*WHAT THIS TASK INVOLVES*
Each line of the data that includes the string "Number" is to be copied out.

*SUPPLIED ENTRIES*
————

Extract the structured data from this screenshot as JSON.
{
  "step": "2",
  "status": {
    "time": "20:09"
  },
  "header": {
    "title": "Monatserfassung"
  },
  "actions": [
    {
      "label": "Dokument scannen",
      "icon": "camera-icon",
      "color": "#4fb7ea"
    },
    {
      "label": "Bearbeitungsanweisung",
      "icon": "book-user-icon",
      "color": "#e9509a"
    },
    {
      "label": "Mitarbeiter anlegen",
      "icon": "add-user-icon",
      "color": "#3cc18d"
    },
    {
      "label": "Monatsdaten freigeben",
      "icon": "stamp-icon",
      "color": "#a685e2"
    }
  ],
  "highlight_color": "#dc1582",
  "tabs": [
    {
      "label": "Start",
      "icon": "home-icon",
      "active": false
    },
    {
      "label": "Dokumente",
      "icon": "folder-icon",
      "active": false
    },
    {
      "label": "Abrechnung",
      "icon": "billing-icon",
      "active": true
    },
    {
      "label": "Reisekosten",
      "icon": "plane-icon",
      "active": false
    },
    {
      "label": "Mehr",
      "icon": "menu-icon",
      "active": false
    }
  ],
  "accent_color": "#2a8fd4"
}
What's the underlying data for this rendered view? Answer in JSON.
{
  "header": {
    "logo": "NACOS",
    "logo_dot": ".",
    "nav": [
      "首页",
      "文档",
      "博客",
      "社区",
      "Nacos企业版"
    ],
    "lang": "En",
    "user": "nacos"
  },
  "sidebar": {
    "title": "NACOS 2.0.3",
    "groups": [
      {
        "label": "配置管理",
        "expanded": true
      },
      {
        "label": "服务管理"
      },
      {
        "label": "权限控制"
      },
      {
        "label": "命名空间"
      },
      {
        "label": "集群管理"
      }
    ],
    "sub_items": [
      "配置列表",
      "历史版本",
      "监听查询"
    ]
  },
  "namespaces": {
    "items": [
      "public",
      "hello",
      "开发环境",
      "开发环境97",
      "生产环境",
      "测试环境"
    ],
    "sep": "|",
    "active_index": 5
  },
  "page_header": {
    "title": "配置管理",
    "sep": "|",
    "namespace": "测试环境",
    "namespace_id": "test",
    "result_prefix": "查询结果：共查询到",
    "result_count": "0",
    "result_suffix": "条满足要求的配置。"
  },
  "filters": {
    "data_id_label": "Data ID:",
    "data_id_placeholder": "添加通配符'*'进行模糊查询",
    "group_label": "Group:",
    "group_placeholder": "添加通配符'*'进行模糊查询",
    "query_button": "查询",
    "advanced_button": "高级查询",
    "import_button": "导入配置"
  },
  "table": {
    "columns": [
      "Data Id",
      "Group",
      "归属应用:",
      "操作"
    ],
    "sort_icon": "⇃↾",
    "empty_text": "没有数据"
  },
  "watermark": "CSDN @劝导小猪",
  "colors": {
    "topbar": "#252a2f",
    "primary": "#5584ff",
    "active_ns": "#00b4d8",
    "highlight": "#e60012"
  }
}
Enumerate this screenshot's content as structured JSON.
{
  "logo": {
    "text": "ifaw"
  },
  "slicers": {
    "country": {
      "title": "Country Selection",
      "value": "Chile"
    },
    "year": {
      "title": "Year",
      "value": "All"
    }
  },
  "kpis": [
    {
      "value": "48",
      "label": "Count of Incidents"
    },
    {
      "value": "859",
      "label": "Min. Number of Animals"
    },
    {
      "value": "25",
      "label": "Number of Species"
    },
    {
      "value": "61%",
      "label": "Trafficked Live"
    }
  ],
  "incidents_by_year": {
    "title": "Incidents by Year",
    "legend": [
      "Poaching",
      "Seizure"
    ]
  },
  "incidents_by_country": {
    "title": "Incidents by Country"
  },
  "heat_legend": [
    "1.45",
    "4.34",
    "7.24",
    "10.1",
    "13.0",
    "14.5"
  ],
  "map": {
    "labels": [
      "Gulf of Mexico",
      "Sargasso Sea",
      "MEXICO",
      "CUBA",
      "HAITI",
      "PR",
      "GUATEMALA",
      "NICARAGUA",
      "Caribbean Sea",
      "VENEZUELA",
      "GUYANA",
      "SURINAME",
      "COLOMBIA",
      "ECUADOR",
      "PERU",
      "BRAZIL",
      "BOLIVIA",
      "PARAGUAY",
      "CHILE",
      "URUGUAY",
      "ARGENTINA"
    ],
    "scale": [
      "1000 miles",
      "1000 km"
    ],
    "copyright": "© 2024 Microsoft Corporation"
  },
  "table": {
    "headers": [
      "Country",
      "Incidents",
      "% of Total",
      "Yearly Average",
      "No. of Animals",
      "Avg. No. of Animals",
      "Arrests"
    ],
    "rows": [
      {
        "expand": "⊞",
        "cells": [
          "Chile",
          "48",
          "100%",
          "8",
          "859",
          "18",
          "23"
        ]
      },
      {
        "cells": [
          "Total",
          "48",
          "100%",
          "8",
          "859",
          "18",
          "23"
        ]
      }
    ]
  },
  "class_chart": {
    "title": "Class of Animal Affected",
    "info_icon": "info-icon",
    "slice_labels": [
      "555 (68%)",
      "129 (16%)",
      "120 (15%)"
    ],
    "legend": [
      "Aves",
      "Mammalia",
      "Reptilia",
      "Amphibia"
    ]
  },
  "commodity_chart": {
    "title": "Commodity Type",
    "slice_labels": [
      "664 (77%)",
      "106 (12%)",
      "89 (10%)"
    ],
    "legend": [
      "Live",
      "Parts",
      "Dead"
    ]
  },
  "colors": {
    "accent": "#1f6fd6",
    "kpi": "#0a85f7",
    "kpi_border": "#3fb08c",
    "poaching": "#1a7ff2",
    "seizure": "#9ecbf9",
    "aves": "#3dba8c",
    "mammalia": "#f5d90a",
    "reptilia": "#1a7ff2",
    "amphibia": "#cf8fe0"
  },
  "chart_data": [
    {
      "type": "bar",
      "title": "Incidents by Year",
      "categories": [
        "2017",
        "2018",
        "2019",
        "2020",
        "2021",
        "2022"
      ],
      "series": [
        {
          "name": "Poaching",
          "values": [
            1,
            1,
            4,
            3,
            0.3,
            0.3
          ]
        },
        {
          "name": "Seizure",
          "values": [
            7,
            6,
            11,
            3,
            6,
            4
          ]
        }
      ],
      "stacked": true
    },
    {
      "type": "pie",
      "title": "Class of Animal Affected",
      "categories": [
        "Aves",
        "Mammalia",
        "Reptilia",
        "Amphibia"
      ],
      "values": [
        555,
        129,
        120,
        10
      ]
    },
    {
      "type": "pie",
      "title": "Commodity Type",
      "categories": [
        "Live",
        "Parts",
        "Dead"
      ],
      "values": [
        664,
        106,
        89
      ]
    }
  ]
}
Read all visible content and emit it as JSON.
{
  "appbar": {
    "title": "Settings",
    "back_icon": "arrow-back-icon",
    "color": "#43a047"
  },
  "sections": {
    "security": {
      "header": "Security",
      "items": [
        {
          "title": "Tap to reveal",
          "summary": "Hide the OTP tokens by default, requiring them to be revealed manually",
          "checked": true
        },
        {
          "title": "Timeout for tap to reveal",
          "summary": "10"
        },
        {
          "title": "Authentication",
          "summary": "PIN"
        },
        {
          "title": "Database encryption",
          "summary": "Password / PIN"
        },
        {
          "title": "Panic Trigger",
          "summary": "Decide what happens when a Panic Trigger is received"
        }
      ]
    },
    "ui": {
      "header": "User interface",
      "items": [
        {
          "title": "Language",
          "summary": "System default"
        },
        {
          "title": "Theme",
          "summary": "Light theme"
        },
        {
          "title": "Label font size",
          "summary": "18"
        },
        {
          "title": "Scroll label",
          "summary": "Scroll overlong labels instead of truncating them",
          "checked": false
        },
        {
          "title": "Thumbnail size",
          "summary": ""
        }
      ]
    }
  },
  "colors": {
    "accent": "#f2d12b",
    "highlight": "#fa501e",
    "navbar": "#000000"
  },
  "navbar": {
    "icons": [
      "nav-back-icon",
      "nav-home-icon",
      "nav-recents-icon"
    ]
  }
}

————

*RIGHT ANSWER*
      "label": "Min. Number of Animals"
      "label": "Number of Species"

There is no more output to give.